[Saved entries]
------------------------------------

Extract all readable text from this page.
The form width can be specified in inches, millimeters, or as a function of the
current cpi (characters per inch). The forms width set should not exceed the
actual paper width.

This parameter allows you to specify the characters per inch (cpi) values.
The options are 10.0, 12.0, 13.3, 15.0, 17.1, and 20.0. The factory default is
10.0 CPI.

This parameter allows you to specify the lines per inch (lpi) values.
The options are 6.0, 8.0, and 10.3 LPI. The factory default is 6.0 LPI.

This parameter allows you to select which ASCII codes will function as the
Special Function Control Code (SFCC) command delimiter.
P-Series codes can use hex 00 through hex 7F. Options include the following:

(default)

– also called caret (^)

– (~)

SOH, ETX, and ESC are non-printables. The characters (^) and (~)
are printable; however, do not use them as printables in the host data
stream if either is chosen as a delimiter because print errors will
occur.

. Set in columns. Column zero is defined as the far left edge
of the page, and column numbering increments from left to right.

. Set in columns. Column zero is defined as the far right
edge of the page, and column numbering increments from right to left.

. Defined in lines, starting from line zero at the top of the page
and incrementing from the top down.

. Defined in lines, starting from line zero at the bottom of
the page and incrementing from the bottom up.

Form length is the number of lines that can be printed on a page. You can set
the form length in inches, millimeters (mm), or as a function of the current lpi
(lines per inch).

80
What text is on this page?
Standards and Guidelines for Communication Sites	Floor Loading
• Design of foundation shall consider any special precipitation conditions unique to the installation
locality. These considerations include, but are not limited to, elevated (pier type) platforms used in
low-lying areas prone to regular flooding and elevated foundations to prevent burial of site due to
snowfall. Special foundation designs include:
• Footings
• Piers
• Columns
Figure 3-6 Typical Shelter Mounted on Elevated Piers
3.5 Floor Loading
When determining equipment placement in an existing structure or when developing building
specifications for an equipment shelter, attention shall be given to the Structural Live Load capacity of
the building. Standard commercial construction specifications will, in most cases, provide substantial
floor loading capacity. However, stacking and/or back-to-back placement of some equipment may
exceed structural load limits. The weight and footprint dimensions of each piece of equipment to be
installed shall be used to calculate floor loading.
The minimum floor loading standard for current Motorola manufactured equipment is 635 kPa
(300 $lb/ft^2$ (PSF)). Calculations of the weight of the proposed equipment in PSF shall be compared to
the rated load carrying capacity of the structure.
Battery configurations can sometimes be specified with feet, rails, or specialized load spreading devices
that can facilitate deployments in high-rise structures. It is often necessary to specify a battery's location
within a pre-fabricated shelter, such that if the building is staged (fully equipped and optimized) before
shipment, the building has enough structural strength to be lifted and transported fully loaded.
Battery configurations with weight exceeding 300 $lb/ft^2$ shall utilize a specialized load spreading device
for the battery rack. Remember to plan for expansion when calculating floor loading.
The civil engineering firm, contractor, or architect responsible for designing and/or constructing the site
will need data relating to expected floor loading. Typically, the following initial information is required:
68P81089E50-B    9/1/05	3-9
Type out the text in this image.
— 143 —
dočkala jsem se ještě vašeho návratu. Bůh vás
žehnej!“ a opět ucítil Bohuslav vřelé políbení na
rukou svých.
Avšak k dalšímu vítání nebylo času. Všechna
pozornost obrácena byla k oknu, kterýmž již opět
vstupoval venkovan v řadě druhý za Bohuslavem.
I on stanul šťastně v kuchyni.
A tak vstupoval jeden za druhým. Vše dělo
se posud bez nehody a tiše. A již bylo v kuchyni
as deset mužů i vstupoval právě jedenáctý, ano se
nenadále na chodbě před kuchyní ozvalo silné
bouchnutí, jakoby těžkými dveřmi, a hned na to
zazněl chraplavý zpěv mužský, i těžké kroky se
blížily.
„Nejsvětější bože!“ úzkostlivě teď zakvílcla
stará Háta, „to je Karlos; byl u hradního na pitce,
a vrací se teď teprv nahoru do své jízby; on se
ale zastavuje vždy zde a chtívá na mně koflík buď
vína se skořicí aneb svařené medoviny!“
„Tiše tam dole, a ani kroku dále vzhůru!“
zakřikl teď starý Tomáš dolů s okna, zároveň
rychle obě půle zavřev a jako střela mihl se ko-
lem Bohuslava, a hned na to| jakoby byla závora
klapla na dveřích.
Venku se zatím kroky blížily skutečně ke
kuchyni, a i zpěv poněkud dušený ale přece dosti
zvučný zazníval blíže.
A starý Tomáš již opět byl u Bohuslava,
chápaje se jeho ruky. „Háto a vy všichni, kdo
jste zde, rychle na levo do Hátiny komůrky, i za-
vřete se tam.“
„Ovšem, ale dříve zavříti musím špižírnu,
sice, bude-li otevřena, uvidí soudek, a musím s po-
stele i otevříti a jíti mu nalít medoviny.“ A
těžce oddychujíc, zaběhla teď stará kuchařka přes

------------------------------------

• WHAT YOU NEED TO DO: Look through the entries above; copy each line where the string "text" appears.

• FINISHED EXERCISE:
Extract all readable text from this page.
What text is on this page?
Type out the text in this image.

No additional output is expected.